> Work required
Take every line from the material that has the word "image" in it.

> Dataset records
/---
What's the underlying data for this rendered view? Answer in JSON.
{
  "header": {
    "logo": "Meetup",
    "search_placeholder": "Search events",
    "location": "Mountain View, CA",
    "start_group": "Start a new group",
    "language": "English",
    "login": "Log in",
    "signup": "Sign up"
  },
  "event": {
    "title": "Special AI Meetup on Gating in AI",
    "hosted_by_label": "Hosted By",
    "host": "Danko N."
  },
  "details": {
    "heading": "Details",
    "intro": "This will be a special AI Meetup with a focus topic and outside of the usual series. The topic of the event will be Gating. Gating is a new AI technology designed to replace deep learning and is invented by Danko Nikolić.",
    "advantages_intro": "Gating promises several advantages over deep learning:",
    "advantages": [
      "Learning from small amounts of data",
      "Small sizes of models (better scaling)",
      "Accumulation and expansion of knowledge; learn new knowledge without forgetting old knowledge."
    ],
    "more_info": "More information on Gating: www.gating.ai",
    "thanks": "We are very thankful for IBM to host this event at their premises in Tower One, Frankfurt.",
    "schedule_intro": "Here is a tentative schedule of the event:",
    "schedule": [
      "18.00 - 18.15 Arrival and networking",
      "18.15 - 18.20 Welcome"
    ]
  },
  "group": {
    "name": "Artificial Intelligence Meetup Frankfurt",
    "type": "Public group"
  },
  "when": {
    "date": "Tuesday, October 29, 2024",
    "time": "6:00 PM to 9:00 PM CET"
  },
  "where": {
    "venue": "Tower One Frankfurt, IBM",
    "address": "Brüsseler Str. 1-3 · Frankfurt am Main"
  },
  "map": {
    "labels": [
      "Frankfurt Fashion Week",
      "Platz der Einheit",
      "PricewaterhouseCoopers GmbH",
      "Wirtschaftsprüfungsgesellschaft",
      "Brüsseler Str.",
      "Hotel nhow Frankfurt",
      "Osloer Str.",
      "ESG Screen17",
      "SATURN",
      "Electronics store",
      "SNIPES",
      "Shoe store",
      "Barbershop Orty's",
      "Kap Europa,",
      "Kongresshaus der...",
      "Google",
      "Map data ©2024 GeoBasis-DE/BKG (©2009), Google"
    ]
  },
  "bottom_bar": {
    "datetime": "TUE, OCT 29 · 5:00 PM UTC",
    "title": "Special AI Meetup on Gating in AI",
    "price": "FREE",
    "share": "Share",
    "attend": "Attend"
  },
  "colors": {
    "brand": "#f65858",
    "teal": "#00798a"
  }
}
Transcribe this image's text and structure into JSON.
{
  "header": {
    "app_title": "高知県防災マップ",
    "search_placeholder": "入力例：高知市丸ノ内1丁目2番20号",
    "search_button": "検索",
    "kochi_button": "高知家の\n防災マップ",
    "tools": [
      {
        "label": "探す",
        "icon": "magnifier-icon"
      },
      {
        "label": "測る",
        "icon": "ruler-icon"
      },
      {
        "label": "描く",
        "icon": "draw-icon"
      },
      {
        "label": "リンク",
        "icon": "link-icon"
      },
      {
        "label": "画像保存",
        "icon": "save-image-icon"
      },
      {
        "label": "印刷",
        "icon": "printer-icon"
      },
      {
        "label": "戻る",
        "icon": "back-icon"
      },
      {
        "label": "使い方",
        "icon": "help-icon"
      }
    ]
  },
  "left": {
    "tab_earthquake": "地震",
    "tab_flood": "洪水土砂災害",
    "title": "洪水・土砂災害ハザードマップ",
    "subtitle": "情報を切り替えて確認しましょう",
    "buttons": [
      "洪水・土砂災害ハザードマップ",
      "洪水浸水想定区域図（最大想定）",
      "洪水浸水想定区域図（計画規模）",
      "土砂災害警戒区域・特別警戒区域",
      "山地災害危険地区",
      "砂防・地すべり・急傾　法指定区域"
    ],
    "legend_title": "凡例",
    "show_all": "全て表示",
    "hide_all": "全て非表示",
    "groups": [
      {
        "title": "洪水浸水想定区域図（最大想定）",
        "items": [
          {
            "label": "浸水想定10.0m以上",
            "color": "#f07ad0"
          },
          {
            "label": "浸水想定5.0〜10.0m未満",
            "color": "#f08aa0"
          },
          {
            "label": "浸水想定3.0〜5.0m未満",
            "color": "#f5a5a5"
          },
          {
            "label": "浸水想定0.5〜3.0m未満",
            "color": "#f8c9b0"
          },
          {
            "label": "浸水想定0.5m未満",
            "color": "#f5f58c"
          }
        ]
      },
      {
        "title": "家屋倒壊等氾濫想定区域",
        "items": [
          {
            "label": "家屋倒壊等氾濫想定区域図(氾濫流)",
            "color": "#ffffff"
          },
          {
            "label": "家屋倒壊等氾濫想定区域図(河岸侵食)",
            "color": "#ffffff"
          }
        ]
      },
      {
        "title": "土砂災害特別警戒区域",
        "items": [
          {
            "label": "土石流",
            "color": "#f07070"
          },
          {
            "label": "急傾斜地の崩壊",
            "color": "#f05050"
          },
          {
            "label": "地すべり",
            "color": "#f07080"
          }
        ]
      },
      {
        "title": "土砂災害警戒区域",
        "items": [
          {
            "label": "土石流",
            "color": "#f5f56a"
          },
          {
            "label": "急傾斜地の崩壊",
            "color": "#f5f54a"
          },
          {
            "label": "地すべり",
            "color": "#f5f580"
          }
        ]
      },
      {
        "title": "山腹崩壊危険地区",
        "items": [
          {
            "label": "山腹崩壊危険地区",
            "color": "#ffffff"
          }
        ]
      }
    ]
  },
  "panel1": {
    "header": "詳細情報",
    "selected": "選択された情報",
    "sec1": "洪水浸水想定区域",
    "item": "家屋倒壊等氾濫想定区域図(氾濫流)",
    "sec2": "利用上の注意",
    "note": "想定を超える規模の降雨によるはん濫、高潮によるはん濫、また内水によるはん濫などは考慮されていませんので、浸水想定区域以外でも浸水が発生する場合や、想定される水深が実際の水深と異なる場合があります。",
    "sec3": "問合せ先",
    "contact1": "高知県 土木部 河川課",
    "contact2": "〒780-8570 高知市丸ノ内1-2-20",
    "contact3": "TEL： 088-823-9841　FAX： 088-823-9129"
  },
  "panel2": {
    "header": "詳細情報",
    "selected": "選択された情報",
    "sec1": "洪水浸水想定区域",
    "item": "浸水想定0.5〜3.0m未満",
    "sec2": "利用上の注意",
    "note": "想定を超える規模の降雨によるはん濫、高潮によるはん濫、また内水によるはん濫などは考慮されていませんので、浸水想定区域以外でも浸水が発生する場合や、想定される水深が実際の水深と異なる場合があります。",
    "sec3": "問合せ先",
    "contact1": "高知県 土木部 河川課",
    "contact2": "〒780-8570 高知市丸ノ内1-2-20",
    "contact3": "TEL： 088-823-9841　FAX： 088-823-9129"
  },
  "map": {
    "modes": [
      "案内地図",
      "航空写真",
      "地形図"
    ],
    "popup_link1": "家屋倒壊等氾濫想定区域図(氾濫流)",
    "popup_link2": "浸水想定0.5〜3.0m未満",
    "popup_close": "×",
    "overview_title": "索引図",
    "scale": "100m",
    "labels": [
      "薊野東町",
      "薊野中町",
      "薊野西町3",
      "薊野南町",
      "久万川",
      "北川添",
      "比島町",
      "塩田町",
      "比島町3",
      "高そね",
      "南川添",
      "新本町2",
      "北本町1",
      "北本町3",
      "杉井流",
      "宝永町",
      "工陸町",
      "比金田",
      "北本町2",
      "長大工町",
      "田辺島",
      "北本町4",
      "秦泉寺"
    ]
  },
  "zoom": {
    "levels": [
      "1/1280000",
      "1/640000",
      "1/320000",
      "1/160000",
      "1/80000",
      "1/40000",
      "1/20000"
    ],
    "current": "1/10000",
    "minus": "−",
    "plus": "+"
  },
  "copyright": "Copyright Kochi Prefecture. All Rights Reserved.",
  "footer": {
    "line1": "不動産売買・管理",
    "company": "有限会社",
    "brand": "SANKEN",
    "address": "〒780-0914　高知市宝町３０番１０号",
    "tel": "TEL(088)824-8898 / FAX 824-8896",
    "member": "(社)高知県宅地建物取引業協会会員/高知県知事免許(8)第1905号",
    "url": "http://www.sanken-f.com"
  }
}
\---
> Output of the exercise
Transcribe this image's text and structure into JSON.
        "icon": "save-image-icon"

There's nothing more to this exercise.